* **Stored rows**
------------
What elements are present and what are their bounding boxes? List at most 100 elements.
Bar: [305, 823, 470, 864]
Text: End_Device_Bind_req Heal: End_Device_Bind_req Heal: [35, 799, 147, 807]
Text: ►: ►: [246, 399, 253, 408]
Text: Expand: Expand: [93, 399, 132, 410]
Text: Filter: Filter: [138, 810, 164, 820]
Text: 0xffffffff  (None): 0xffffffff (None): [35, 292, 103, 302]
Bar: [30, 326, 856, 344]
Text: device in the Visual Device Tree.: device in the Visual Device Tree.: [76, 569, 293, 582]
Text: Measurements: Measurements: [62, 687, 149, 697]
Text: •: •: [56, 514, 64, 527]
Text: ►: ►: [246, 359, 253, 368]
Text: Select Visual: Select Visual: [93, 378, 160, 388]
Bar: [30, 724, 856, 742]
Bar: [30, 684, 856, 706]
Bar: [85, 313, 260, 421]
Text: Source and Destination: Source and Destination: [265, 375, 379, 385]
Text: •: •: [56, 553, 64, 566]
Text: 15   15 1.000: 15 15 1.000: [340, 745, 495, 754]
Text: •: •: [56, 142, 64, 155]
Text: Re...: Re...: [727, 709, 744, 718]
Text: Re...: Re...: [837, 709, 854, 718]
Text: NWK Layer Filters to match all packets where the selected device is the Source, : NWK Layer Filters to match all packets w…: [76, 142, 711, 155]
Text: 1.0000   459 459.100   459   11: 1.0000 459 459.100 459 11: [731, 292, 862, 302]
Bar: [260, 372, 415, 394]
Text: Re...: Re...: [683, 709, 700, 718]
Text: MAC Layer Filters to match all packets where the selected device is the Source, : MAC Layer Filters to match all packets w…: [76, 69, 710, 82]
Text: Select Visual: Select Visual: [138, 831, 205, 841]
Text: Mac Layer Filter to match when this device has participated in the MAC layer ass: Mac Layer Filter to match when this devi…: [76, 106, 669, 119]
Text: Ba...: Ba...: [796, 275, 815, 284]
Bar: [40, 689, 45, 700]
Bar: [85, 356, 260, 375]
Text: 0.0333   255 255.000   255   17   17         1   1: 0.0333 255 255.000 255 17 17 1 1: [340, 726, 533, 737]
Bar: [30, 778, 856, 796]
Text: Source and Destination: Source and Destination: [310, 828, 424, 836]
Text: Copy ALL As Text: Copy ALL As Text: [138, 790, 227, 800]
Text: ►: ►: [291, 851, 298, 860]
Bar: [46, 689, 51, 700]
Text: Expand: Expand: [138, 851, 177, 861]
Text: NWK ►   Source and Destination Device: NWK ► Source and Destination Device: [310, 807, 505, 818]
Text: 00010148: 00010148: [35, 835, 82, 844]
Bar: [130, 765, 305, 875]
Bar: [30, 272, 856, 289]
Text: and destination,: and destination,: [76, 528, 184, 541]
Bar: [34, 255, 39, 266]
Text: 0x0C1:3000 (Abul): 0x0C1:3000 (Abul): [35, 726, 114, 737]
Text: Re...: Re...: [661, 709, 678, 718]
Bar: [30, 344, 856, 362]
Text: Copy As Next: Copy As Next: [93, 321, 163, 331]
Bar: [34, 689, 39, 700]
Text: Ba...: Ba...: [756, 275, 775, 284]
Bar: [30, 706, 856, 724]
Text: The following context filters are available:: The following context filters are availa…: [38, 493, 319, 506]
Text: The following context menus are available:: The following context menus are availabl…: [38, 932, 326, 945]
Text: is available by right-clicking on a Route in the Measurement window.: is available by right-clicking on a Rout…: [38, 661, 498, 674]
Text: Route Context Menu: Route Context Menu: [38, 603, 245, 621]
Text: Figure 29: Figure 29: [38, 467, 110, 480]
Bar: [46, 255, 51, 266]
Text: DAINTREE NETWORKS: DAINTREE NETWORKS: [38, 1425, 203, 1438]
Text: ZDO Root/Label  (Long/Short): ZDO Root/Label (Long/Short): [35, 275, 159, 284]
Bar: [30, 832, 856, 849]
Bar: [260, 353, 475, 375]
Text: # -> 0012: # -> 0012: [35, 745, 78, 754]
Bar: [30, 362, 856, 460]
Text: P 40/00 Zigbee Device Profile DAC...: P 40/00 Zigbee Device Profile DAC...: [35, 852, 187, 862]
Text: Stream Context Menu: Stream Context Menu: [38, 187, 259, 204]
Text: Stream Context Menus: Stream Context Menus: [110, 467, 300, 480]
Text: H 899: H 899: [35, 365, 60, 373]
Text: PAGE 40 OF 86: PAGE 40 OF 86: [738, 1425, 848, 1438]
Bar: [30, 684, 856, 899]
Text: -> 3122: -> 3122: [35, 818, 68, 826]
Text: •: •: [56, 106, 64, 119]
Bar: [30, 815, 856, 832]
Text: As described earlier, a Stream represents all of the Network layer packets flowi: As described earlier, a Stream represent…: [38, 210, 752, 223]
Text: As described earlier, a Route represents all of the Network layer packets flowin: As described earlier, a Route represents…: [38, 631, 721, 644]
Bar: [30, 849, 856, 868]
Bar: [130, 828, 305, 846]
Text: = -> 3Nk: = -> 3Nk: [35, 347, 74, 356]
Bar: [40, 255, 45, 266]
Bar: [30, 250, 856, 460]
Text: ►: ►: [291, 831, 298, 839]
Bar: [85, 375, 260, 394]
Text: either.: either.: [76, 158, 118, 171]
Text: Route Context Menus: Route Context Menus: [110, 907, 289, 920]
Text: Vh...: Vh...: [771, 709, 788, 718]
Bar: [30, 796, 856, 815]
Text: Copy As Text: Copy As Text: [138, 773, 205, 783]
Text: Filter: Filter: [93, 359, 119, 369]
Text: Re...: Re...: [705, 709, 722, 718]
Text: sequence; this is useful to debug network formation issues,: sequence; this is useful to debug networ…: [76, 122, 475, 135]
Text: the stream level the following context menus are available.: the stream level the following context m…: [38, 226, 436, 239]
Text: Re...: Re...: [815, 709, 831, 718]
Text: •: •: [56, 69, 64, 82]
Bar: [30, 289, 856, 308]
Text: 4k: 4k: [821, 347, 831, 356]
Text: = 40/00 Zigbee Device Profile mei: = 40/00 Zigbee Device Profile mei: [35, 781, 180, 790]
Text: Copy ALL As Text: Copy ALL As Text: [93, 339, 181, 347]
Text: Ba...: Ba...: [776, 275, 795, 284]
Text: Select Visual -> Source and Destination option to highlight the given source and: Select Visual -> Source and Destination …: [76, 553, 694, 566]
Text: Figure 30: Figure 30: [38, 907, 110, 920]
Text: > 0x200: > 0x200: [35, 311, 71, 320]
------------
* **Problem statement**
Reproduce the data above line for line, without changing a single character.

* **Exercise result**
What elements are present and what are their bounding boxes? List at most 100 elements.
Bar: [305, 823, 470, 864]
Text: End_Device_Bind_req Heal: End_Device_Bind_req Heal: [35, 799, 147, 807]
Text: ►: ►: [246, 399, 253, 408]
Text: Expand: Expand: [93, 399, 132, 410]
Text: Filter: Filter: [138, 810, 164, 820]
Text: 0xffffffff  (None): 0xffffffff (None): [35, 292, 103, 302]
Bar: [30, 326, 856, 344]
Text: device in the Visual Device Tree.: device in the Visual Device Tree.: [76, 569, 293, 582]
Text: Measurements: Measurements: [62, 687, 149, 697]
Text: •: •: [56, 514, 64, 527]
Text: ►: ►: [246, 359, 253, 368]
Text: Select Visual: Select Visual: [93, 378, 160, 388]
Bar: [30, 724, 856, 742]
Bar: [30, 684, 856, 706]
Bar: [85, 313, 260, 421]
Text: Source and Destination: Source and Destination: [265, 375, 379, 385]
Text: •: •: [56, 553, 64, 566]
Text: 15   15 1.000: 15 15 1.000: [340, 745, 495, 754]
Text: •: •: [56, 142, 64, 155]
Text: Re...: Re...: [727, 709, 744, 718]
Text: Re...: Re...: [837, 709, 854, 718]
Text: NWK Layer Filters to match all packets where the selected device is the Source, : NWK Layer Filters to match all packets w…: [76, 142, 711, 155]
Text: 1.0000   459 459.100   459   11: 1.0000 459 459.100 459 11: [731, 292, 862, 302]
Bar: [260, 372, 415, 394]
Text: Re...: Re...: [683, 709, 700, 718]
Text: MAC Layer Filters to match all packets where the selected device is the Source, : MAC Layer Filters to match all packets w…: [76, 69, 710, 82]
Text: Select Visual: Select Visual: [138, 831, 205, 841]
Text: Mac Layer Filter to match when this device has participated in the MAC layer ass: Mac Layer Filter to match when this devi…: [76, 106, 669, 119]
Text: Ba...: Ba...: [796, 275, 815, 284]
Bar: [40, 689, 45, 700]
Bar: [85, 356, 260, 375]
Text: 0.0333   255 255.000   255   17   17         1   1: 0.0333 255 255.000 255 17 17 1 1: [340, 726, 533, 737]
Bar: [30, 778, 856, 796]
Text: Source and Destination: Source and Destination: [310, 828, 424, 836]
Text: Copy ALL As Text: Copy ALL As Text: [138, 790, 227, 800]
Text: ►: ►: [291, 851, 298, 860]
Bar: [46, 689, 51, 700]
Text: Expand: Expand: [138, 851, 177, 861]
Text: NWK ►   Source and Destination Device: NWK ► Source and Destination Device: [310, 807, 505, 818]
Text: 00010148: 00010148: [35, 835, 82, 844]
Bar: [130, 765, 305, 875]
Bar: [30, 272, 856, 289]
Text: and destination,: and destination,: [76, 528, 184, 541]
Bar: [34, 255, 39, 266]
Text: 0x0C1:3000 (Abul): 0x0C1:3000 (Abul): [35, 726, 114, 737]
Text: Re...: Re...: [661, 709, 678, 718]
Bar: [30, 344, 856, 362]
Text: Copy As Next: Copy As Next: [93, 321, 163, 331]
Bar: [34, 689, 39, 700]
Text: Ba...: Ba...: [756, 275, 775, 284]
Bar: [30, 706, 856, 724]
Text: The following context filters are available:: The following context filters are availa…: [38, 493, 319, 506]
Text: The following context menus are available:: The following context menus are availabl…: [38, 932, 326, 945]
Text: is available by right-clicking on a Route in the Measurement window.: is available by right-clicking on a Rout…: [38, 661, 498, 674]
Text: Route Context Menu: Route Context Menu: [38, 603, 245, 621]
Text: Figure 29: Figure 29: [38, 467, 110, 480]
Bar: [46, 255, 51, 266]
Text: DAINTREE NETWORKS: DAINTREE NETWORKS: [38, 1425, 203, 1438]
Text: ZDO Root/Label  (Long/Short): ZDO Root/Label (Long/Short): [35, 275, 159, 284]
Bar: [30, 832, 856, 849]
Bar: [260, 353, 475, 375]
Text: # -> 0012: # -> 0012: [35, 745, 78, 754]
Bar: [30, 362, 856, 460]
Text: P 40/00 Zigbee Device Profile DAC...: P 40/00 Zigbee Device Profile DAC...: [35, 852, 187, 862]
Text: Stream Context Menu: Stream Context Menu: [38, 187, 259, 204]
Text: Stream Context Menus: Stream Context Menus: [110, 467, 300, 480]
Text: H 899: H 899: [35, 365, 60, 373]
Text: PAGE 40 OF 86: PAGE 40 OF 86: [738, 1425, 848, 1438]
Bar: [30, 684, 856, 899]
Text: -> 3122: -> 3122: [35, 818, 68, 826]
Text: •: •: [56, 106, 64, 119]
Bar: [30, 815, 856, 832]
Text: As described earlier, a Stream represents all of the Network layer packets flowi: As described earlier, a Stream represent…: [38, 210, 752, 223]
Text: As described earlier, a Route represents all of the Network layer packets flowin: As described earlier, a Route represents…: [38, 631, 721, 644]
Bar: [30, 849, 856, 868]
Bar: [130, 828, 305, 846]
Text: = -> 3Nk: = -> 3Nk: [35, 347, 74, 356]
Bar: [40, 255, 45, 266]
Bar: [30, 250, 856, 460]
Text: ►: ►: [291, 831, 298, 839]
Bar: [85, 375, 260, 394]
Text: either.: either.: [76, 158, 118, 171]
Text: Route Context Menus: Route Context Menus: [110, 907, 289, 920]
Text: Vh...: Vh...: [771, 709, 788, 718]
Bar: [30, 796, 856, 815]
Text: Copy As Text: Copy As Text: [138, 773, 205, 783]
Text: Filter: Filter: [93, 359, 119, 369]
Text: Re...: Re...: [705, 709, 722, 718]
Text: sequence; this is useful to debug network formation issues,: sequence; this is useful to debug networ…: [76, 122, 475, 135]
Text: the stream level the following context menus are available.: the stream level the following context m…: [38, 226, 436, 239]
Text: Re...: Re...: [815, 709, 831, 718]
Text: •: •: [56, 69, 64, 82]
Bar: [30, 289, 856, 308]
Text: 4k: 4k: [821, 347, 831, 356]
Text: = 40/00 Zigbee Device Profile mei: = 40/00 Zigbee Device Profile mei: [35, 781, 180, 790]
Text: Copy ALL As Text: Copy ALL As Text: [93, 339, 181, 347]
Text: Ba...: Ba...: [776, 275, 795, 284]
Text: Select Visual -> Source and Destination option to highlight the given source and: Select Visual -> Source and Destination …: [76, 553, 694, 566]
Text: Figure 30: Figure 30: [38, 907, 110, 920]
Text: > 0x200: > 0x200: [35, 311, 71, 320]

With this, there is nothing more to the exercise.